» RECORDS FOR THIS TASK
■ ■ ■ ■ ■ ■ ■

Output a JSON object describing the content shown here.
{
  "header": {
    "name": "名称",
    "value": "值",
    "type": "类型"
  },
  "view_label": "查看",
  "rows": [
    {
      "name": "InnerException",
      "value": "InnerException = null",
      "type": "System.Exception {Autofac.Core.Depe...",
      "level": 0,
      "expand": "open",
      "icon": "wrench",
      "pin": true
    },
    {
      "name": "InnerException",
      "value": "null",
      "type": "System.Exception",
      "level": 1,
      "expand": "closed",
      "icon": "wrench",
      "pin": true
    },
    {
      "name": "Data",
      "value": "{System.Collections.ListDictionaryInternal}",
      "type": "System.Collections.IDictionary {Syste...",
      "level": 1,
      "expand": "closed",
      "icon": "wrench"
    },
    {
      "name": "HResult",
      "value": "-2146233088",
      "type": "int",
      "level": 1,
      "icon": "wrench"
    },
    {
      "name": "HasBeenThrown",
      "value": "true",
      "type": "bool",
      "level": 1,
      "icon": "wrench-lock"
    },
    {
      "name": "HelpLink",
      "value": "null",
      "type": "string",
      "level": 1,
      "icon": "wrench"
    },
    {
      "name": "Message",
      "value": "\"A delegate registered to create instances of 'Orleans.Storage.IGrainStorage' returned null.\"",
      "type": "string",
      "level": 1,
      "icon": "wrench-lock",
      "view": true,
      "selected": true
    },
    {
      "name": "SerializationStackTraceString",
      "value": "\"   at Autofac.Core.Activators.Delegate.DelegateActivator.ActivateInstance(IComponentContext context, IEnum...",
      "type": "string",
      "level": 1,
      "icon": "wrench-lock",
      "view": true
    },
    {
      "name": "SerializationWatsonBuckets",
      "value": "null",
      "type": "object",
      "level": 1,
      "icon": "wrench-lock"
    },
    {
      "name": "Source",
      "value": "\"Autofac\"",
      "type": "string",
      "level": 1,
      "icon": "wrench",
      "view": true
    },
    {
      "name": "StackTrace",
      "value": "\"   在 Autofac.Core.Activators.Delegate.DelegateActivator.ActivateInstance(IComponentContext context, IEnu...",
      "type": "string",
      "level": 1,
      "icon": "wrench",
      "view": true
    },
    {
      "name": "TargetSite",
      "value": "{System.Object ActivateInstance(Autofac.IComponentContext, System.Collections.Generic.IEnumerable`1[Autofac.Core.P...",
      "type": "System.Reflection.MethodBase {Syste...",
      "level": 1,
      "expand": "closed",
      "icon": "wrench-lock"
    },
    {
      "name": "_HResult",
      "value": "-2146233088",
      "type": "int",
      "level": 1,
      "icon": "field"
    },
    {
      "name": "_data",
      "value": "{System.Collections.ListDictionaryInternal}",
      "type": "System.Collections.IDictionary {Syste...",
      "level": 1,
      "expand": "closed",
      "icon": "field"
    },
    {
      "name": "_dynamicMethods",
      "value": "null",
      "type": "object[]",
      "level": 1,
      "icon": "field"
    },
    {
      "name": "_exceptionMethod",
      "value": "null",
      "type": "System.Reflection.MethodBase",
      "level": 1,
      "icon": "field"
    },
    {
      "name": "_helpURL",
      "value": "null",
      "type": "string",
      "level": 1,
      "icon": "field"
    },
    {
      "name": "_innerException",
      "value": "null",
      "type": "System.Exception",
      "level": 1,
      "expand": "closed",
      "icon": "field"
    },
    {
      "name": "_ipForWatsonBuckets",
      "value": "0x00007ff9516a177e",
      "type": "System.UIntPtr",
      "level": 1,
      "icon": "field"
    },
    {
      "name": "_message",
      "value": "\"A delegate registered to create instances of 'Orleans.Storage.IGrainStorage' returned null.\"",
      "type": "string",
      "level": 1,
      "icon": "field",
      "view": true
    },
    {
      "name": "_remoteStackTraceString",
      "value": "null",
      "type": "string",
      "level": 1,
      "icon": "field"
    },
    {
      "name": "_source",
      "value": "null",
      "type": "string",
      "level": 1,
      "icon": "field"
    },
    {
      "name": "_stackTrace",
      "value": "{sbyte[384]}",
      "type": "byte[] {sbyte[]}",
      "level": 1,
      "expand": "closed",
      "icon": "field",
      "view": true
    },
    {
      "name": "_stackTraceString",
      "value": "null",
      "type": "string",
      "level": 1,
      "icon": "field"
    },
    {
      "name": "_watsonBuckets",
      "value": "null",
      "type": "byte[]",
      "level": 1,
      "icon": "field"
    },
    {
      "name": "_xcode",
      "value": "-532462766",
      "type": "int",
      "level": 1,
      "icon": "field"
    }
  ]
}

■ ■ ■ ■ ■ ■ ■

» REQUIREMENTS
Return the whole listing exactly.

» RESULT
Output a JSON object describing the content shown here.
{
  "header": {
    "name": "名称",
    "value": "值",
    "type": "类型"
  },
  "view_label": "查看",
  "rows": [
    {
      "name": "InnerException",
      "value": "InnerException = null",
      "type": "System.Exception {Autofac.Core.Depe...",
      "level": 0,
      "expand": "open",
      "icon": "wrench",
      "pin": true
    },
    {
      "name": "InnerException",
      "value": "null",
      "type": "System.Exception",
      "level": 1,
      "expand": "closed",
      "icon": "wrench",
      "pin": true
    },
    {
      "name": "Data",
      "value": "{System.Collections.ListDictionaryInternal}",
      "type": "System.Collections.IDictionary {Syste...",
      "level": 1,
      "expand": "closed",
      "icon": "wrench"
    },
    {
      "name": "HResult",
      "value": "-2146233088",
      "type": "int",
      "level": 1,
      "icon": "wrench"
    },
    {
      "name": "HasBeenThrown",
      "value": "true",
      "type": "bool",
      "level": 1,
      "icon": "wrench-lock"
    },
    {
      "name": "HelpLink",
      "value": "null",
      "type": "string",
      "level": 1,
      "icon": "wrench"
    },
    {
      "name": "Message",
      "value": "\"A delegate registered to create instances of 'Orleans.Storage.IGrainStorage' returned null.\"",
      "type": "string",
      "level": 1,
      "icon": "wrench-lock",
      "view": true,
      "selected": true
    },
    {
      "name": "SerializationStackTraceString",
      "value": "\"   at Autofac.Core.Activators.Delegate.DelegateActivator.ActivateInstance(IComponentContext context, IEnum...",
      "type": "string",
      "level": 1,
      "icon": "wrench-lock",
      "view": true
    },
    {
      "name": "SerializationWatsonBuckets",
      "value": "null",
      "type": "object",
      "level": 1,
      "icon": "wrench-lock"
    },
    {
      "name": "Source",
      "value": "\"Autofac\"",
      "type": "string",
      "level": 1,
      "icon": "wrench",
      "view": true
    },
    {
      "name": "StackTrace",
      "value": "\"   在 Autofac.Core.Activators.Delegate.DelegateActivator.ActivateInstance(IComponentContext context, IEnu...",
      "type": "string",
      "level": 1,
      "icon": "wrench",
      "view": true
    },
    {
      "name": "TargetSite",
      "value": "{System.Object ActivateInstance(Autofac.IComponentContext, System.Collections.Generic.IEnumerable`1[Autofac.Core.P...",
      "type": "System.Reflection.MethodBase {Syste...",
      "level": 1,
      "expand": "closed",
      "icon": "wrench-lock"
    },
    {
      "name": "_HResult",
      "value": "-2146233088",
      "type": "int",
      "level": 1,
      "icon": "field"
    },
    {
      "name": "_data",
      "value": "{System.Collections.ListDictionaryInternal}",
      "type": "System.Collections.IDictionary {Syste...",
      "level": 1,
      "expand": "closed",
      "icon": "field"
    },
    {
      "name": "_dynamicMethods",
      "value": "null",
      "type": "object[]",
      "level": 1,
      "icon": "field"
    },
    {
      "name": "_exceptionMethod",
      "value": "null",
      "type": "System.Reflection.MethodBase",
      "level": 1,
      "icon": "field"
    },
    {
      "name": "_helpURL",
      "value": "null",
      "type": "string",
      "level": 1,
      "icon": "field"
    },
    {
      "name": "_innerException",
      "value": "null",
      "type": "System.Exception",
      "level": 1,
      "expand": "closed",
      "icon": "field"
    },
    {
      "name": "_ipForWatsonBuckets",
      "value": "0x00007ff9516a177e",
      "type": "System.UIntPtr",
      "level": 1,
      "icon": "field"
    },
    {
      "name": "_message",
      "value": "\"A delegate registered to create instances of 'Orleans.Storage.IGrainStorage' returned null.\"",
      "type": "string",
      "level": 1,
      "icon": "field",
      "view": true
    },
    {
      "name": "_remoteStackTraceString",
      "value": "null",
      "type": "string",
      "level": 1,
      "icon": "field"
    },
    {
      "name": "_source",
      "value": "null",
      "type": "string",
      "level": 1,
      "icon": "field"
    },
    {
      "name": "_stackTrace",
      "value": "{sbyte[384]}",
      "type": "byte[] {sbyte[]}",
      "level": 1,
      "expand": "closed",
      "icon": "field",
      "view": true
    },
    {
      "name": "_stackTraceString",
      "value": "null",
      "type": "string",
      "level": 1,
      "icon": "field"
    },
    {
      "name": "_watsonBuckets",
      "value": "null",
      "type": "byte[]",
      "level": 1,
      "icon": "field"
    },
    {
      "name": "_xcode",
      "value": "-532462766",
      "type": "int",
      "level": 1,
      "icon": "field"
    }
  ]
}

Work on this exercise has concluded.